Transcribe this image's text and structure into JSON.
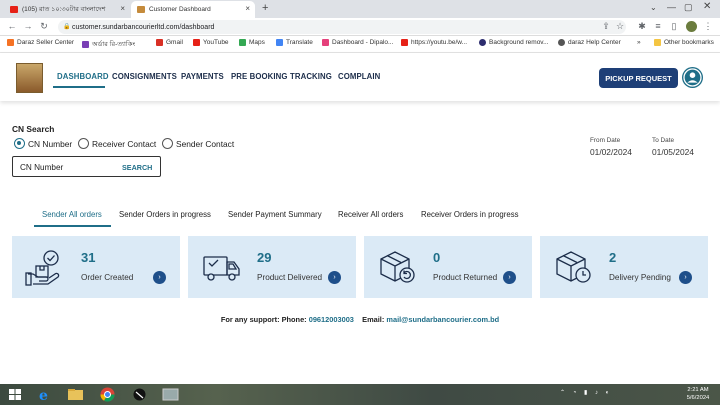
{
  "browser": {
    "tabs": [
      {
        "label": "(105) রাত ১০:৩০টার বাংলাদেশ",
        "active": false
      },
      {
        "label": "Customer Dashboard",
        "active": true
      }
    ],
    "url": "customer.sundarbancourierltd.com/dashboard",
    "bookmarks": [
      "Daraz Seller Center",
      "অর্ডার রি-ত্যাকিং",
      "Gmail",
      "YouTube",
      "Maps",
      "Translate",
      "Dashboard - Dipalo...",
      "https://youtu.be/w...",
      "Background remov...",
      "daraz Help Center",
      "Other bookmarks"
    ]
  },
  "nav": {
    "items": [
      "DASHBOARD",
      "CONSIGNMENTS",
      "PAYMENTS",
      "PRE BOOKING",
      "TRACKING",
      "COMPLAIN"
    ],
    "active": 0,
    "pickup_label": "PICKUP REQUEST"
  },
  "search": {
    "title": "CN Search",
    "options": [
      "CN Number",
      "Receiver Contact",
      "Sender Contact"
    ],
    "selected": 0,
    "input_value": "CN Number",
    "button_label": "SEARCH"
  },
  "dates": {
    "from_label": "From Date",
    "from_value": "01/02/2024",
    "to_label": "To Date",
    "to_value": "01/05/2024"
  },
  "order_tabs": [
    "Sender All orders",
    "Sender Orders in progress",
    "Sender Payment Summary",
    "Receiver All orders",
    "Receiver Orders in progress"
  ],
  "cards": [
    {
      "count": "31",
      "label": "Order Created",
      "icon": "order-created-icon"
    },
    {
      "count": "29",
      "label": "Product Delivered",
      "icon": "delivery-truck-icon"
    },
    {
      "count": "0",
      "label": "Product Returned",
      "icon": "returned-box-icon"
    },
    {
      "count": "2",
      "label": "Delivery Pending",
      "icon": "pending-box-icon"
    }
  ],
  "support": {
    "phone_label": "For any support: Phone:",
    "phone": "09612003003",
    "email_label": "Email:",
    "email": "mail@sundarbancourier.com.bd"
  },
  "taskbar": {
    "time": "2:21 AM",
    "date": "5/6/2024"
  },
  "colors": {
    "accent": "#1f6e88",
    "primary_button": "#1e3f77",
    "card_bg": "#dbeaf6"
  }
}
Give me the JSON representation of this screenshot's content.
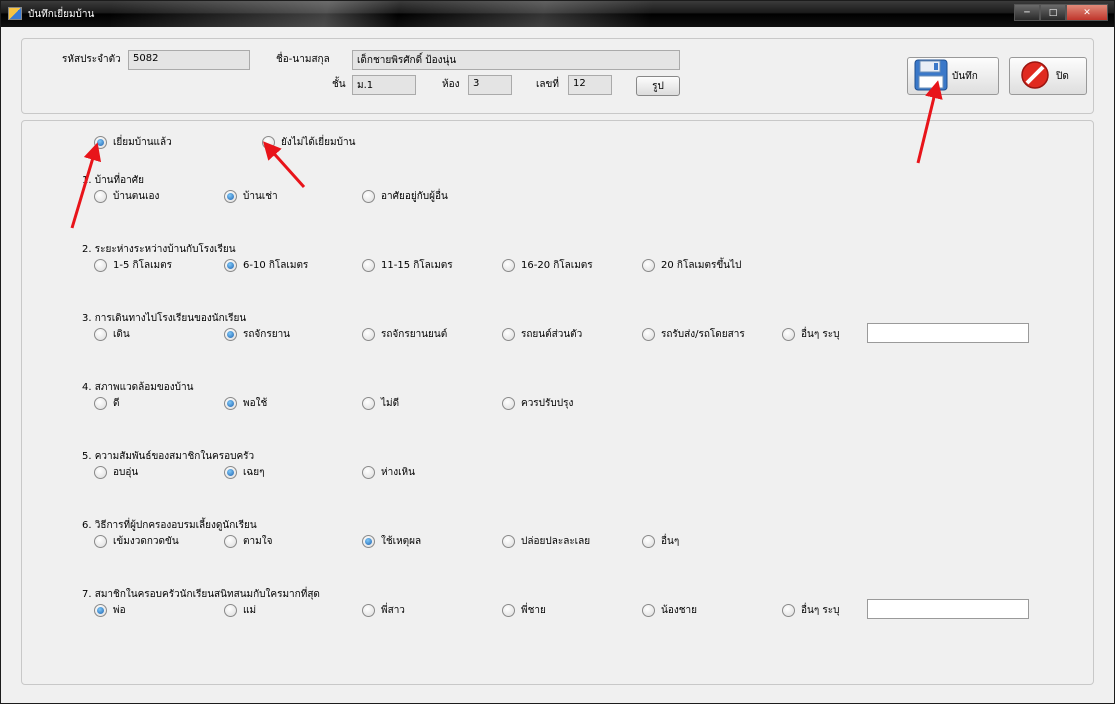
{
  "window": {
    "title": "บันทึกเยี่ยมบ้าน"
  },
  "student": {
    "id_label": "รหัสประจำตัว",
    "id_value": "5082",
    "name_label": "ชื่อ-นามสกุล",
    "name_value": "เด็กชายพิรศักดิ์ ป้องนุ่น",
    "grade_label": "ชั้น",
    "grade_value": "ม.1",
    "room_label": "ห้อง",
    "room_value": "3",
    "number_label": "เลขที่",
    "number_value": "12",
    "photo_button": "รูป"
  },
  "toolbar": {
    "save_label": "บันทึก",
    "close_label": "ปิด"
  },
  "visit_status": {
    "visited": "เยี่ยมบ้านแล้ว",
    "not_visited": "ยังไม่ได้เยี่ยมบ้าน",
    "selected": "visited"
  },
  "questions": [
    {
      "title": "1. บ้านที่อาศัย",
      "options": [
        "บ้านตนเอง",
        "บ้านเช่า",
        "อาศัยอยู่กับผู้อื่น"
      ],
      "selected": 1
    },
    {
      "title": "2. ระยะห่างระหว่างบ้านกับโรงเรียน",
      "options": [
        "1-5 กิโลเมตร",
        "6-10 กิโลเมตร",
        "11-15 กิโลเมตร",
        "16-20 กิโลเมตร",
        "20 กิโลเมตรขึ้นไป"
      ],
      "selected": 1
    },
    {
      "title": "3. การเดินทางไปโรงเรียนของนักเรียน",
      "options": [
        "เดิน",
        "รถจักรยาน",
        "รถจักรยานยนต์",
        "รถยนต์ส่วนตัว",
        "รถรับส่ง/รถโดยสาร",
        "อื่นๆ ระบุ"
      ],
      "selected": 1
    },
    {
      "title": "4. สภาพแวดล้อมของบ้าน",
      "options": [
        "ดี",
        "พอใช้",
        "ไม่ดี",
        "ควรปรับปรุง"
      ],
      "selected": 1
    },
    {
      "title": "5. ความสัมพันธ์ของสมาชิกในครอบครัว",
      "options": [
        "อบอุ่น",
        "เฉยๆ",
        "ห่างเหิน"
      ],
      "selected": 1
    },
    {
      "title": "6. วิธีการที่ผู้ปกครองอบรมเลี้ยงดูนักเรียน",
      "options": [
        "เข้มงวดกวดขัน",
        "ตามใจ",
        "ใช้เหตุผล",
        "ปล่อยปละละเลย",
        "อื่นๆ"
      ],
      "selected": 2
    },
    {
      "title": "7. สมาชิกในครอบครัวนักเรียนสนิทสนมกับใครมากที่สุด",
      "options": [
        "พ่อ",
        "แม่",
        "พี่สาว",
        "พี่ชาย",
        "น้องชาย",
        "อื่นๆ ระบุ"
      ],
      "selected": 0
    }
  ],
  "colors": {
    "accent_arrow": "#e8141a",
    "radio_selected": "#1e62b0"
  },
  "icons": {
    "save": "floppy-disk-icon",
    "close": "no-entry-icon"
  }
}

····················

* WHAT IS EXPECTED
Copy every line of the records above that contains "Sender".

* EXPECTED OUTPUT
      "Sender Contact"
    "Sender All orders",
    "Sender Orders in progress",
    "Sender Payment Summary",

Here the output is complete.